====== Exercise materials ======
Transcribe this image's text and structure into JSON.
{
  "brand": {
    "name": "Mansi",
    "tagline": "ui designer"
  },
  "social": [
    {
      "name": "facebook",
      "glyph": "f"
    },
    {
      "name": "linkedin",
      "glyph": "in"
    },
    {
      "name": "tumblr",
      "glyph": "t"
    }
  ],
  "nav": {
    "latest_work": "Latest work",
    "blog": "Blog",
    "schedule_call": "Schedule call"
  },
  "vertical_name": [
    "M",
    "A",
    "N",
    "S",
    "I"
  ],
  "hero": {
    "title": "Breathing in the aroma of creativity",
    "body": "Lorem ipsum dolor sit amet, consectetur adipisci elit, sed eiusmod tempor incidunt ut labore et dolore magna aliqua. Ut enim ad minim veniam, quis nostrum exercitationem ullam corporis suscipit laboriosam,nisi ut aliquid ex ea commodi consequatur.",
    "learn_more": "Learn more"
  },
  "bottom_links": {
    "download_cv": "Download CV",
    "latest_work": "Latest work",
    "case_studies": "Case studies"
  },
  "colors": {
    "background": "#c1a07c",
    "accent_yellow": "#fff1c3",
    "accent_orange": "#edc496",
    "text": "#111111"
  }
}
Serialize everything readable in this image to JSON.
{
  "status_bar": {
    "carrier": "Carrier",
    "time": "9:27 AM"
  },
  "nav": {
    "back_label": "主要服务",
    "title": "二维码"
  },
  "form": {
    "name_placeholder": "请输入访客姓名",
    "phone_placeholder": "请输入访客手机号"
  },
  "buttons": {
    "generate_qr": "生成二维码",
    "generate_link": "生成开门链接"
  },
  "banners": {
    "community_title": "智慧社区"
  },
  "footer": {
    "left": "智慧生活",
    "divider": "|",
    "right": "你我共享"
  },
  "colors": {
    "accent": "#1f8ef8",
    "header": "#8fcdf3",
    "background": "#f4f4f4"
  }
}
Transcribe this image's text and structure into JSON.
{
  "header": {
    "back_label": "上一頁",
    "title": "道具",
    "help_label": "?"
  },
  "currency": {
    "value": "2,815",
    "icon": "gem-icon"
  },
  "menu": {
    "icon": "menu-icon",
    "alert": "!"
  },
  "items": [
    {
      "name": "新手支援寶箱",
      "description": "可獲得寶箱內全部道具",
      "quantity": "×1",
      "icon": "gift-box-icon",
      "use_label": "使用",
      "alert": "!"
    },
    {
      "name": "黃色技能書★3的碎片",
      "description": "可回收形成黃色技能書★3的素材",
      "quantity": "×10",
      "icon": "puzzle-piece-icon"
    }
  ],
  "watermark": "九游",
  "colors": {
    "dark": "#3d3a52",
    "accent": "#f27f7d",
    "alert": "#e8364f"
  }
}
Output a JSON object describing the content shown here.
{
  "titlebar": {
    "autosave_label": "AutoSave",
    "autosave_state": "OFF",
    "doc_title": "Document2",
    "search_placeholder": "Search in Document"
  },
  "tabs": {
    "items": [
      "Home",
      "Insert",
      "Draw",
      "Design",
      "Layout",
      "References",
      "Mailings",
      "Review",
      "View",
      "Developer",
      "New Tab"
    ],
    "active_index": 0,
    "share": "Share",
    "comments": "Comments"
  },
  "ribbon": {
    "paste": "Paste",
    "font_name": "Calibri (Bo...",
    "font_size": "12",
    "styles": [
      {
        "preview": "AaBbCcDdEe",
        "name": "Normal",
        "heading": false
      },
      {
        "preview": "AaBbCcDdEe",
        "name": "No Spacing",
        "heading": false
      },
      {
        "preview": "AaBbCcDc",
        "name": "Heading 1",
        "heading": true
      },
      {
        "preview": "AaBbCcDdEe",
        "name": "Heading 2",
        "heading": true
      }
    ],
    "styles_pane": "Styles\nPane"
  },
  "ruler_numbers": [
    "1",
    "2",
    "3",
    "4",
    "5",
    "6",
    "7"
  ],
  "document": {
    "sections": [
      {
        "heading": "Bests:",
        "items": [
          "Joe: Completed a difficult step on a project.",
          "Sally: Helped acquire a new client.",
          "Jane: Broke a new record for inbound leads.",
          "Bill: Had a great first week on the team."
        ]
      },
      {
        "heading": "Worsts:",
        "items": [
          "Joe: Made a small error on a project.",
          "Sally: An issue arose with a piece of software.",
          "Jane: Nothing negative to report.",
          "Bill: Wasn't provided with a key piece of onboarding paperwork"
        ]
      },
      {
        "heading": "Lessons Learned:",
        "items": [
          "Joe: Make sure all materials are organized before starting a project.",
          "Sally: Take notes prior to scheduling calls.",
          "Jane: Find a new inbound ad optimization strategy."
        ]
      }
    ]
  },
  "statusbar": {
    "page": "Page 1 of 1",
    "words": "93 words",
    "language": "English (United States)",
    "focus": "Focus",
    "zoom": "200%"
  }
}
======
[Set exercise]
Extract all the material, leaving every line as it is.

[Correct response]
Transcribe this image's text and structure into JSON.
{
  "brand": {
    "name": "Mansi",
    "tagline": "ui designer"
  },
  "social": [
    {
      "name": "facebook",
      "glyph": "f"
    },
    {
      "name": "linkedin",
      "glyph": "in"
    },
    {
      "name": "tumblr",
      "glyph": "t"
    }
  ],
  "nav": {
    "latest_work": "Latest work",
    "blog": "Blog",
    "schedule_call": "Schedule call"
  },
  "vertical_name": [
    "M",
    "A",
    "N",
    "S",
    "I"
  ],
  "hero": {
    "title": "Breathing in the aroma of creativity",
    "body": "Lorem ipsum dolor sit amet, consectetur adipisci elit, sed eiusmod tempor incidunt ut labore et dolore magna aliqua. Ut enim ad minim veniam, quis nostrum exercitationem ullam corporis suscipit laboriosam,nisi ut aliquid ex ea commodi consequatur.",
    "learn_more": "Learn more"
  },
  "bottom_links": {
    "download_cv": "Download CV",
    "latest_work": "Latest work",
    "case_studies": "Case studies"
  },
  "colors": {
    "background": "#c1a07c",
    "accent_yellow": "#fff1c3",
    "accent_orange": "#edc496",
    "text": "#111111"
  }
}
Serialize everything readable in this image to JSON.
{
  "status_bar": {
    "carrier": "Carrier",
    "time": "9:27 AM"
  },
  "nav": {
    "back_label": "主要服务",
    "title": "二维码"
  },
  "form": {
    "name_placeholder": "请输入访客姓名",
    "phone_placeholder": "请输入访客手机号"
  },
  "buttons": {
    "generate_qr": "生成二维码",
    "generate_link": "生成开门链接"
  },
  "banners": {
    "community_title": "智慧社区"
  },
  "footer": {
    "left": "智慧生活",
    "divider": "|",
    "right": "你我共享"
  },
  "colors": {
    "accent": "#1f8ef8",
    "header": "#8fcdf3",
    "background": "#f4f4f4"
  }
}
Transcribe this image's text and structure into JSON.
{
  "header": {
    "back_label": "上一頁",
    "title": "道具",
    "help_label": "?"
  },
  "currency": {
    "value": "2,815",
    "icon": "gem-icon"
  },
  "menu": {
    "icon": "menu-icon",
    "alert": "!"
  },
  "items": [
    {
      "name": "新手支援寶箱",
      "description": "可獲得寶箱內全部道具",
      "quantity": "×1",
      "icon": "gift-box-icon",
      "use_label": "使用",
      "alert": "!"
    },
    {
      "name": "黃色技能書★3的碎片",
      "description": "可回收形成黃色技能書★3的素材",
      "quantity": "×10",
      "icon": "puzzle-piece-icon"
    }
  ],
  "watermark": "九游",
  "colors": {
    "dark": "#3d3a52",
    "accent": "#f27f7d",
    "alert": "#e8364f"
  }
}
Output a JSON object describing the content shown here.
{
  "titlebar": {
    "autosave_label": "AutoSave",
    "autosave_state": "OFF",
    "doc_title": "Document2",
    "search_placeholder": "Search in Document"
  },
  "tabs": {
    "items": [
      "Home",
      "Insert",
      "Draw",
      "Design",
      "Layout",
      "References",
      "Mailings",
      "Review",
      "View",
      "Developer",
      "New Tab"
    ],
    "active_index": 0,
    "share": "Share",
    "comments": "Comments"
  },
  "ribbon": {
    "paste": "Paste",
    "font_name": "Calibri (Bo...",
    "font_size": "12",
    "styles": [
      {
        "preview": "AaBbCcDdEe",
        "name": "Normal",
        "heading": false
      },
      {
        "preview": "AaBbCcDdEe",
        "name": "No Spacing",
        "heading": false
      },
      {
        "preview": "AaBbCcDc",
        "name": "Heading 1",
        "heading": true
      },
      {
        "preview": "AaBbCcDdEe",
        "name": "Heading 2",
        "heading": true
      }
    ],
    "styles_pane": "Styles\nPane"
  },
  "ruler_numbers": [
    "1",
    "2",
    "3",
    "4",
    "5",
    "6",
    "7"
  ],
  "document": {
    "sections": [
      {
        "heading": "Bests:",
        "items": [
          "Joe: Completed a difficult step on a project.",
          "Sally: Helped acquire a new client.",
          "Jane: Broke a new record for inbound leads.",
          "Bill: Had a great first week on the team."
        ]
      },
      {
        "heading": "Worsts:",
        "items": [
          "Joe: Made a small error on a project.",
          "Sally: An issue arose with a piece of software.",
          "Jane: Nothing negative to report.",
          "Bill: Wasn't provided with a key piece of onboarding paperwork"
        ]
      },
      {
        "heading": "Lessons Learned:",
        "items": [
          "Joe: Make sure all materials are organized before starting a project.",
          "Sally: Take notes prior to scheduling calls.",
          "Jane: Find a new inbound ad optimization strategy."
        ]
      }
    ]
  },
  "statusbar": {
    "page": "Page 1 of 1",
    "words": "93 words",
    "language": "English (United States)",
    "focus": "Focus",
    "zoom": "200%"
  }
}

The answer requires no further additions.